▶ _Task objective_: Say how many lines of the material below contain the word "uses", with no other words.

▶ _Extracted data entries_:

┄┄┄┄┄┄┄┄┄┄┄┄┄┄┄┄┄┄┄┄

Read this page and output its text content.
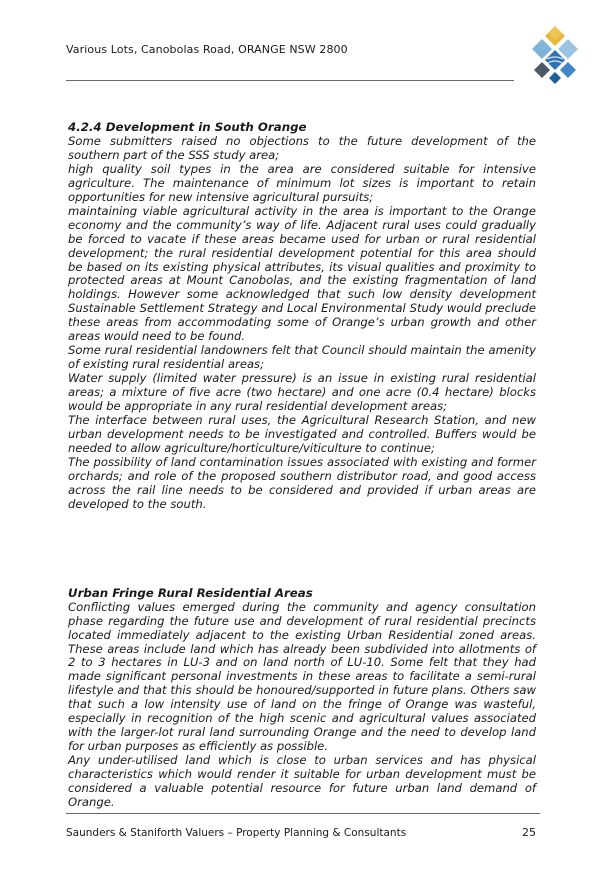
Various Lots, Canobolas Road, ORANGE NSW 2800

4.2.4 Development in South Orange

Some submitters raised no objections to the future development of the southern part of the SSS study area;

high quality soil types in the area are considered suitable for intensive agriculture. The maintenance of minimum lot sizes is important to retain opportunities for new intensive agricultural pursuits;

maintaining viable agricultural activity in the area is important to the Orange economy and the community’s way of life. Adjacent rural uses could gradually be forced to vacate if these areas became used for urban or rural residential development; the rural residential development potential for this area should be based on its existing physical attributes, its visual qualities and proximity to protected areas at Mount Canobolas, and the existing fragmentation of land holdings. However some acknowledged that such low density development Sustainable Settlement Strategy and Local Environmental Study would preclude these areas from accommodating some of Orange’s urban growth and other areas would need to be found.

Some rural residential landowners felt that Council should maintain the amenity of existing rural residential areas;

Water supply (limited water pressure) is an issue in existing rural residential areas; a mixture of five acre (two hectare) and one acre (0.4 hectare) blocks would be appropriate in any rural residential development areas;

The interface between rural uses, the Agricultural Research Station, and new urban development needs to be investigated and controlled. Buffers would be needed to allow agriculture/horticulture/viticulture to continue;

The possibility of land contamination issues associated with existing and former orchards; and role of the proposed southern distributor road, and good access across the rail line needs to be considered and provided if urban areas are developed to the south.

Urban Fringe Rural Residential Areas

Conflicting values emerged during the community and agency consultation phase regarding the future use and development of rural residential precincts located immediately adjacent to the existing Urban Residential zoned areas. These areas include land which has already been subdivided into allotments of 2 to 3 hectares in LU-3 and on land north of LU-10. Some felt that they had made significant personal investments in these areas to facilitate a semi-rural lifestyle and that this should be honoured/supported in future plans. Others saw that such a low intensity use of land on the fringe of Orange was wasteful, especially in recognition of the high scenic and agricultural values associated with the larger-lot rural land surrounding Orange and the need to develop land for urban purposes as efficiently as possible.

Any under-utilised land which is close to urban services and has physical characteristics which would render it suitable for urban development must be considered a valuable potential resource for future urban land demand of Orange.

Saunders & Staniforth Valuers – Property Planning & Consultants	25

┄┄┄┄┄┄┄┄┄┄┄┄┄┄┄┄┄┄┄┄

▶ _Reply to the exercise_: 2